What is expected. Copy the listing lines from the one holding "Annotate this image: element" through the one holding "footer-source: 출처: MSCI [24,574,89,589]", both included, character for character. Leave the pictures out of your copy.

=-=-=-=-=

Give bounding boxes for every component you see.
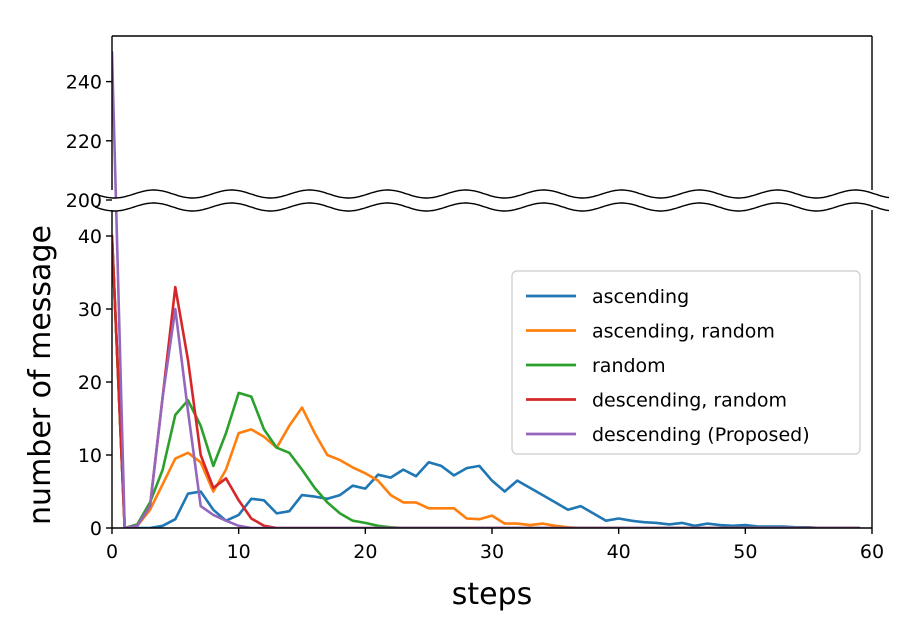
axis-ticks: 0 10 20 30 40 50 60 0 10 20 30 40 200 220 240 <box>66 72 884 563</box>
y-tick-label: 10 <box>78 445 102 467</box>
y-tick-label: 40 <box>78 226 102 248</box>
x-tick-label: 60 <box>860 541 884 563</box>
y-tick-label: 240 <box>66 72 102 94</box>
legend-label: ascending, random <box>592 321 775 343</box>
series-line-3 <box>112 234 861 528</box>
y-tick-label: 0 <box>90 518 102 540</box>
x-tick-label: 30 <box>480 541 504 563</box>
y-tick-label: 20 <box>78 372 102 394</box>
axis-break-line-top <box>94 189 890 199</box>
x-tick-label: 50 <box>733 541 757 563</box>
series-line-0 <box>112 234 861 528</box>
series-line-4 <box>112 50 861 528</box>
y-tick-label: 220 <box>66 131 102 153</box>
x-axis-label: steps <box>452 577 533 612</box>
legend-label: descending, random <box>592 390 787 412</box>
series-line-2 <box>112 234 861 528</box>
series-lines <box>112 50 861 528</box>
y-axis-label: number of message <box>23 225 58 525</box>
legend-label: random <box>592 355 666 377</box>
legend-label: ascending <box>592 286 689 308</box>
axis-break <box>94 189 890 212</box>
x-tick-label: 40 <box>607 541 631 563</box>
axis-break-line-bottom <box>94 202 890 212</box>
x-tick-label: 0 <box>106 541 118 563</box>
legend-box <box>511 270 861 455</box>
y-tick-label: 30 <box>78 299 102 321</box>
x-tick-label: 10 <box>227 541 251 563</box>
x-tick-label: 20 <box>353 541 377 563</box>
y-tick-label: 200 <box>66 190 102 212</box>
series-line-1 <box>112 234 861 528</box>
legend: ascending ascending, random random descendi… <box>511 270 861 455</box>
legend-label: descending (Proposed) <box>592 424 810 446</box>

=-=-=-=-=

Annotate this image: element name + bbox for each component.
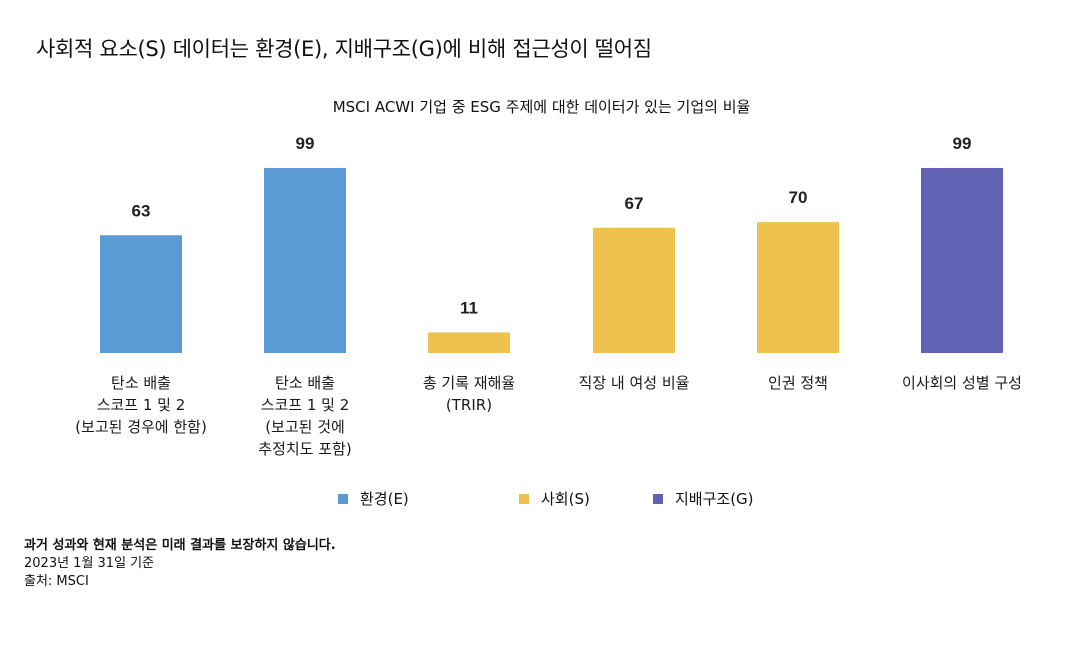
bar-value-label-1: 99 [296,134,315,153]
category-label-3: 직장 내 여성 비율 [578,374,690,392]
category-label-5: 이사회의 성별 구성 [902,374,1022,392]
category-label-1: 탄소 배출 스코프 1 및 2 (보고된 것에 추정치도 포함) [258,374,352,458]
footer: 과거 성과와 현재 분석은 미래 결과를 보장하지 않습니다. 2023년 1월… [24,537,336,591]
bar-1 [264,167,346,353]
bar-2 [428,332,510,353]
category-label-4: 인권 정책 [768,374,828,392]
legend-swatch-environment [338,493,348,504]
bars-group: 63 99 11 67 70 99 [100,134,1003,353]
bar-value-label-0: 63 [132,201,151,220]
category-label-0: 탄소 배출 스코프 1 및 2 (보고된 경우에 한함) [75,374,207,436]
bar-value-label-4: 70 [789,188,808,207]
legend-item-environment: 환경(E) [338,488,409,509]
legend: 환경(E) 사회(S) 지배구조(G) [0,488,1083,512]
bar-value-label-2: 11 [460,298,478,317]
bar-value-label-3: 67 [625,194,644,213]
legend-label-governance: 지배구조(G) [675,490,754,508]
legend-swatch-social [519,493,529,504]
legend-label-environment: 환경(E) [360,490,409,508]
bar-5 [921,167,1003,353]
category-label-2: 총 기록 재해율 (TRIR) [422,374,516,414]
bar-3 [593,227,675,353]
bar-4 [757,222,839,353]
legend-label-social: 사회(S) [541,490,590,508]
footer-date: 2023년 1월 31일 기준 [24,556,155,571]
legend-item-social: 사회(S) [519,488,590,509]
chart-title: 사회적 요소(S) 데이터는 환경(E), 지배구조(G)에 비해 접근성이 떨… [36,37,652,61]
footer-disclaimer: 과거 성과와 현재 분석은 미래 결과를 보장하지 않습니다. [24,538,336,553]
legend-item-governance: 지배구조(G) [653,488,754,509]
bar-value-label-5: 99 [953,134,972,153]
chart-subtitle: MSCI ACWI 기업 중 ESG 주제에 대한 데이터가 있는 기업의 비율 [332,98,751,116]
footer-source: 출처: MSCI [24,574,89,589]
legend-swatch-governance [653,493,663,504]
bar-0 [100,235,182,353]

=-=-=-=-=

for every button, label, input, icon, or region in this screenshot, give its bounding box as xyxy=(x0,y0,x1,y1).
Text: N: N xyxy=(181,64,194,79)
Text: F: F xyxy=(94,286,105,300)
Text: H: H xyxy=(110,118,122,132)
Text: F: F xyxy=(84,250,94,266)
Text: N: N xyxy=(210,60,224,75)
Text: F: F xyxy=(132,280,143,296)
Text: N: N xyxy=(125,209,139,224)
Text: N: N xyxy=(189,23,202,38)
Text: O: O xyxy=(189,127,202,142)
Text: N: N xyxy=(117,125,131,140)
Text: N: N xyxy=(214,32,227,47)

=-=-=-=-=

Finished exercise.
Annotate this image: element name + bbox for each component.
bar-value-label-1: 99 [296,134,315,153]
category-label-3: 직장 내 여성 비율 [578,374,690,392]
category-label-5: 이사회의 성별 구성 [902,374,1022,392]
category-label-1: 탄소 배출 스코프 1 및 2 (보고된 것에 추정치도 포함) [258,374,352,458]
footer: 과거 성과와 현재 분석은 미래 결과를 보장하지 않습니다. 2023년 1월… [24,537,336,591]
bar-1 [264,167,346,353]
bar-2 [428,332,510,353]
category-label-4: 인권 정책 [768,374,828,392]
legend-swatch-environment [338,493,348,504]
bars-group: 63 99 11 67 70 99 [100,134,1003,353]
bar-value-label-0: 63 [132,201,151,220]
category-label-0: 탄소 배출 스코프 1 및 2 (보고된 경우에 한함) [75,374,207,436]
bar-value-label-4: 70 [789,188,808,207]
legend-item-environment: 환경(E) [338,488,409,509]
legend: 환경(E) 사회(S) 지배구조(G) [0,488,1083,512]
bar-value-label-2: 11 [460,298,478,317]
bar-value-label-3: 67 [625,194,644,213]
legend-label-governance: 지배구조(G) [675,490,754,508]
legend-swatch-social [519,493,529,504]
legend-label-environment: 환경(E) [360,490,409,508]
bar-5 [921,167,1003,353]
category-label-2: 총 기록 재해율 (TRIR) [422,374,516,414]
bar-3 [593,227,675,353]
bar-4 [757,222,839,353]
legend-label-social: 사회(S) [541,490,590,508]
footer-date: 2023년 1월 31일 기준 [24,556,155,571]
legend-item-social: 사회(S) [519,488,590,509]
chart-title: 사회적 요소(S) 데이터는 환경(E), 지배구조(G)에 비해 접근성이 떨… [36,37,652,61]
footer-disclaimer: 과거 성과와 현재 분석은 미래 결과를 보장하지 않습니다. [24,538,336,553]
legend-item-governance: 지배구조(G) [653,488,754,509]
bar-value-label-5: 99 [953,134,972,153]
chart-subtitle: MSCI ACWI 기업 중 ESG 주제에 대한 데이터가 있는 기업의 비율 [332,98,751,116]
footer-source: 출처: MSCI [24,574,89,589]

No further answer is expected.